[Start]

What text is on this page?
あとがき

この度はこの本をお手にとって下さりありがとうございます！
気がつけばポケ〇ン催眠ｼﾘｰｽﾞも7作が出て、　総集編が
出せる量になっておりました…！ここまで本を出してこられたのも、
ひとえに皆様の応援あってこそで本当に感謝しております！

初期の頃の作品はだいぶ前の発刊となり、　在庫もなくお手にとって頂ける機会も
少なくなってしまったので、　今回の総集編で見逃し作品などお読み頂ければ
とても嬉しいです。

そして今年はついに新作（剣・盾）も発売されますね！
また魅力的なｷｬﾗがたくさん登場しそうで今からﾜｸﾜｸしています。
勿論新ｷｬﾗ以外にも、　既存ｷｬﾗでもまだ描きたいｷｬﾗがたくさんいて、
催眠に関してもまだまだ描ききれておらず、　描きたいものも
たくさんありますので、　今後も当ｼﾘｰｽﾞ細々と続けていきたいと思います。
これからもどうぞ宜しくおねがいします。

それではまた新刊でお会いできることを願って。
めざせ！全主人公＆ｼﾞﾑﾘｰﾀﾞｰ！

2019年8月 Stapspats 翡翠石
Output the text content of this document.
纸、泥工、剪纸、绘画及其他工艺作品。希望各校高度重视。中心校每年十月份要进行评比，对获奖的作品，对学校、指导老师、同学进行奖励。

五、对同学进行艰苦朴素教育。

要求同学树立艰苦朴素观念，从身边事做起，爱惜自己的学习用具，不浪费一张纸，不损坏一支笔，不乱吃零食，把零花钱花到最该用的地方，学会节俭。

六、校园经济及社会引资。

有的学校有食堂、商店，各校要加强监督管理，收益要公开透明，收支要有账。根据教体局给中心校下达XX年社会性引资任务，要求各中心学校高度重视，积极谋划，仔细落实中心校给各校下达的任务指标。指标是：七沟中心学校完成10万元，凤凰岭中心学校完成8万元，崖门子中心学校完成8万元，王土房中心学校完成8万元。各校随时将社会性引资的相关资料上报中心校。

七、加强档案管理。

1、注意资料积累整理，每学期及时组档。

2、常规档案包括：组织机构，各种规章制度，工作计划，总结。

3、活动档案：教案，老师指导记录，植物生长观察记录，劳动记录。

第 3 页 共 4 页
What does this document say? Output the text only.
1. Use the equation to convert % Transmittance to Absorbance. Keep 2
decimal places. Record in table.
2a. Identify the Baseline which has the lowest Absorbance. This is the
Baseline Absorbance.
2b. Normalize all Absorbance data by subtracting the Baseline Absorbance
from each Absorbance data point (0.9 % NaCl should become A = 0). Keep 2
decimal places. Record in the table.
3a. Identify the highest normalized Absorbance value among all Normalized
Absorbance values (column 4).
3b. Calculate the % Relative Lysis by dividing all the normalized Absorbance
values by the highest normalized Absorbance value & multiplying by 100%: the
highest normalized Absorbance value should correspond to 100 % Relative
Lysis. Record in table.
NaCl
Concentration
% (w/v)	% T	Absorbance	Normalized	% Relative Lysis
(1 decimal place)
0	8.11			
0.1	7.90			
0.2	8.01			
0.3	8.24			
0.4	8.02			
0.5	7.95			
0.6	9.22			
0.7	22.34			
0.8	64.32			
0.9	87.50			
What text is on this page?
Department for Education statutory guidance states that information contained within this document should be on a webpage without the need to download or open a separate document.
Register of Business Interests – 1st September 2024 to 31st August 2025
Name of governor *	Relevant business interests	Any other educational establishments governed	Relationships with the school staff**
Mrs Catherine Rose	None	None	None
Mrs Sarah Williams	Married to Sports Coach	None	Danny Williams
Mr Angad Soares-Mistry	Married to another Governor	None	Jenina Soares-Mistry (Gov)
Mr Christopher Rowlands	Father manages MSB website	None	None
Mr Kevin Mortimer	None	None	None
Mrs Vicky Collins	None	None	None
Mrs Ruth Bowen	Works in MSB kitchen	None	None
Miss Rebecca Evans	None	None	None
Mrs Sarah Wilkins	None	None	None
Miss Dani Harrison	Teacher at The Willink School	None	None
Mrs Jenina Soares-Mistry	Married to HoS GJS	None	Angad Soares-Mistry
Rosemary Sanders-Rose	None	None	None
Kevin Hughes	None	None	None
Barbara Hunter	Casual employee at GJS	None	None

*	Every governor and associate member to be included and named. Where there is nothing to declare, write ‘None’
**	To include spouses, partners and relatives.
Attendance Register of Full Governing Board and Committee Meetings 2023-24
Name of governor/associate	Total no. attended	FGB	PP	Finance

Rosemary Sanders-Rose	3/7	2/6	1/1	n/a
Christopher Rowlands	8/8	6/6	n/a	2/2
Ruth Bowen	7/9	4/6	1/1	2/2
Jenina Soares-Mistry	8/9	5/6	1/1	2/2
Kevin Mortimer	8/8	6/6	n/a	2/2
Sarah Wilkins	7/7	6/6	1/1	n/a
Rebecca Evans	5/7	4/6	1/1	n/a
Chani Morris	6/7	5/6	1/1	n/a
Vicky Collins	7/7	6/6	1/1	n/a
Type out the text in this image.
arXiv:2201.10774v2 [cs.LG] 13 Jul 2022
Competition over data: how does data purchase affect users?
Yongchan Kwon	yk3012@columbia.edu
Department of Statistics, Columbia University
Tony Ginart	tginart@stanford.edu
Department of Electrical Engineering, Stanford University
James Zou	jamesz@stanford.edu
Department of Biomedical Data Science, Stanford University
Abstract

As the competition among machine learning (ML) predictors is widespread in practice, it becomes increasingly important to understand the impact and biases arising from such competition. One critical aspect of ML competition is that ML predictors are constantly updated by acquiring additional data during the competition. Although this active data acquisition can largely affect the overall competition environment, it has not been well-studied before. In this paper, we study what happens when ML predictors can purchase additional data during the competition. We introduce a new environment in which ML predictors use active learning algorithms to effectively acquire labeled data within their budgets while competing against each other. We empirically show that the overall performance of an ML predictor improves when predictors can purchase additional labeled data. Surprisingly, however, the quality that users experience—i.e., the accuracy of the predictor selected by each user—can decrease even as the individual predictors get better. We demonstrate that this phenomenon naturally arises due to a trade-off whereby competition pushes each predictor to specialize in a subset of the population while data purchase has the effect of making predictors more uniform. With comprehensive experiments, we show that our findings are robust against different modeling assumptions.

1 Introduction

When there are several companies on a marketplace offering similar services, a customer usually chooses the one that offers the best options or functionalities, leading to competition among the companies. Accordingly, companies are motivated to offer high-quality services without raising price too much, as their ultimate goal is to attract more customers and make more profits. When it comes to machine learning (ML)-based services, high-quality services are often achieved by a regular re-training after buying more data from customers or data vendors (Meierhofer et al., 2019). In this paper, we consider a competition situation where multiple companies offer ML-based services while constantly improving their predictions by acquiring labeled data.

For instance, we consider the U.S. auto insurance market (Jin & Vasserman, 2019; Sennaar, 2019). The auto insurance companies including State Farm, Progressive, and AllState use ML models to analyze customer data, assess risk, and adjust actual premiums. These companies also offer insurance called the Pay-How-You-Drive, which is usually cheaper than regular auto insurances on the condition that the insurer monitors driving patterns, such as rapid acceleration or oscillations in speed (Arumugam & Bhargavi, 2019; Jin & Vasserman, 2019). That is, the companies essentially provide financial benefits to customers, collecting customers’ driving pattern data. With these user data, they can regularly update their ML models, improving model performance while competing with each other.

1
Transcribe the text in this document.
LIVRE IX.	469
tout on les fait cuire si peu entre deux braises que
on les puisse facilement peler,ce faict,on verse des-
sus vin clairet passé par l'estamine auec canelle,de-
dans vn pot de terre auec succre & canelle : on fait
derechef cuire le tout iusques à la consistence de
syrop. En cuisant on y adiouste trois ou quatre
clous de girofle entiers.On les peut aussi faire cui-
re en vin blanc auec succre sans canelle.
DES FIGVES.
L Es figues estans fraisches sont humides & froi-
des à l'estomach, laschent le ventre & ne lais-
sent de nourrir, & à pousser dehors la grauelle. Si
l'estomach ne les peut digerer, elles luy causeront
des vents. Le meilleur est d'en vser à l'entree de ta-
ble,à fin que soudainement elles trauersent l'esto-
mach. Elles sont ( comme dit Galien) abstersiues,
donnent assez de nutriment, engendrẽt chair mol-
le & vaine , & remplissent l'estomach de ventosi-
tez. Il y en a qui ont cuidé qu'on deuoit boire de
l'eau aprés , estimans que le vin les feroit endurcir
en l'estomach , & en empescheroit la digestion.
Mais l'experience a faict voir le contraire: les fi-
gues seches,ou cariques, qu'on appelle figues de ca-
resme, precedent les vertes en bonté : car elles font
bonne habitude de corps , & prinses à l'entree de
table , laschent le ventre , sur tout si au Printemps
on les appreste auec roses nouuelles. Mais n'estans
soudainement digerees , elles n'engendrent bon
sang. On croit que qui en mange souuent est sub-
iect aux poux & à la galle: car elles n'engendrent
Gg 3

[End]

### SET PROBLEM
Your task is to pick out every line with the string "Ruth" and copy it.

### TASK RESPONSE
Mrs Ruth Bowen	Works in MSB kitchen	None	None
Ruth Bowen	7/9	4/6	1/1	2/2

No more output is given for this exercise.